> _Stored items_:
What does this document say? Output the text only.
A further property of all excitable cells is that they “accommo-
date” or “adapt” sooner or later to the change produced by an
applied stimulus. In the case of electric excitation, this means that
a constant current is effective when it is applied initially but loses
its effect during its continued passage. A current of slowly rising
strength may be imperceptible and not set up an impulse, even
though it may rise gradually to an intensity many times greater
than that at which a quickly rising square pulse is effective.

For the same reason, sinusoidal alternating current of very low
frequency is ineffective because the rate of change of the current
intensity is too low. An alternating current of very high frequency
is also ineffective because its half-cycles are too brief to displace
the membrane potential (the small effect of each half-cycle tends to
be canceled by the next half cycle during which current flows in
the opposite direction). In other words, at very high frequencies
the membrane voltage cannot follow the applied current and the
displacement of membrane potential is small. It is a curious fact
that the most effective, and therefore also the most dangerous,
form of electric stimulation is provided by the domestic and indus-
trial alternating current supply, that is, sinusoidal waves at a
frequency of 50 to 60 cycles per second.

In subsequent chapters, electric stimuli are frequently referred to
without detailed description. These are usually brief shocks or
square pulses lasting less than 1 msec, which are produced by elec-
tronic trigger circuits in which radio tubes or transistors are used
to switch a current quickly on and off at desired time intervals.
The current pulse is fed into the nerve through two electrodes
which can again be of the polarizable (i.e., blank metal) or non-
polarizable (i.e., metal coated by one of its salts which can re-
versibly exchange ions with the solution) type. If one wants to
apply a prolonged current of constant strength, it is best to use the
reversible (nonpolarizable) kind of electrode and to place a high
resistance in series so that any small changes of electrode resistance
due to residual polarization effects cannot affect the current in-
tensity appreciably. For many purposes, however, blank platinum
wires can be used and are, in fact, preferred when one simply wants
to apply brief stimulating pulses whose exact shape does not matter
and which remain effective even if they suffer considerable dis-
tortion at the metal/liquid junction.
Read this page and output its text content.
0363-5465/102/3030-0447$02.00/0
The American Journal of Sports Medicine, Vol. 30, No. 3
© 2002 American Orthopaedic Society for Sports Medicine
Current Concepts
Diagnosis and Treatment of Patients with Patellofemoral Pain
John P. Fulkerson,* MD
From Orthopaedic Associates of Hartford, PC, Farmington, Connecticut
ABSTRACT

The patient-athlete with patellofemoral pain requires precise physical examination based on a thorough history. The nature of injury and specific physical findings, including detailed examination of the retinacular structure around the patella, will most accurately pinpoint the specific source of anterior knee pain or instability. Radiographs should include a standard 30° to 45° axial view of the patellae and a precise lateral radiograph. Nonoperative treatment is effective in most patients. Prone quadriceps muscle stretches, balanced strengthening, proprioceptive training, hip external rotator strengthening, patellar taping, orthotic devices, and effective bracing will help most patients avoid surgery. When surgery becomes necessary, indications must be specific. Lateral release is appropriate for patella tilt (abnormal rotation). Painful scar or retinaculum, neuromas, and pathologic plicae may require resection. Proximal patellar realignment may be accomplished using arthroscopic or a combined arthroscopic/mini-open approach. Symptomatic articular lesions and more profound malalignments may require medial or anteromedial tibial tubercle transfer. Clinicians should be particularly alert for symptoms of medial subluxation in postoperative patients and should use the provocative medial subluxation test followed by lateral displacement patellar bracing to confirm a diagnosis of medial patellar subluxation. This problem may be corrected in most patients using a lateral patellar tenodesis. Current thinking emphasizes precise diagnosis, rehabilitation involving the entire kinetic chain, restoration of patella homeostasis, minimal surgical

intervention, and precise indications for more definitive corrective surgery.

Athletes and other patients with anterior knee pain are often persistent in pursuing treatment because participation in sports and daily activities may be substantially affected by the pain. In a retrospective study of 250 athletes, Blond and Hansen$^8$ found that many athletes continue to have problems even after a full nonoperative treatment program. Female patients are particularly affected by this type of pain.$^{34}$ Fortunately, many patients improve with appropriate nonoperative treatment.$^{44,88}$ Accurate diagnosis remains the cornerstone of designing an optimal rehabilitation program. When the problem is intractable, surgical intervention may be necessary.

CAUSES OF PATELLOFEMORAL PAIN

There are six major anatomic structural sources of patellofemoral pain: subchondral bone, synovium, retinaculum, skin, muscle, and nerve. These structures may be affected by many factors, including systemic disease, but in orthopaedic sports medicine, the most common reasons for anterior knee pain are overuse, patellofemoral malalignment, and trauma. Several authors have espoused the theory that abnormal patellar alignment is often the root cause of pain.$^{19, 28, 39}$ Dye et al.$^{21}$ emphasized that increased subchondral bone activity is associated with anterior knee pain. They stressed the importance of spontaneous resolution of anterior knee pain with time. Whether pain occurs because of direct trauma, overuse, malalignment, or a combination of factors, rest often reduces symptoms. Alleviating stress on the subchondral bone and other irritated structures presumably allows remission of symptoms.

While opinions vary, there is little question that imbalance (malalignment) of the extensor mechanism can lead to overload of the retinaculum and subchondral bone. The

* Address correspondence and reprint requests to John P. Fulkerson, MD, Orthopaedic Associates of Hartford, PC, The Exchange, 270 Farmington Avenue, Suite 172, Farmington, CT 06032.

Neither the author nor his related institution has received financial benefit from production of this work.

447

> _ABOUT THIS TASK_:
All lines carrying the word "does" must be copied from the data above.

> _RESPONSE FOR THIS EXERCISE_:
What does this document say? Output the text only.
to apply brief stimulating pulses whose exact shape does not matter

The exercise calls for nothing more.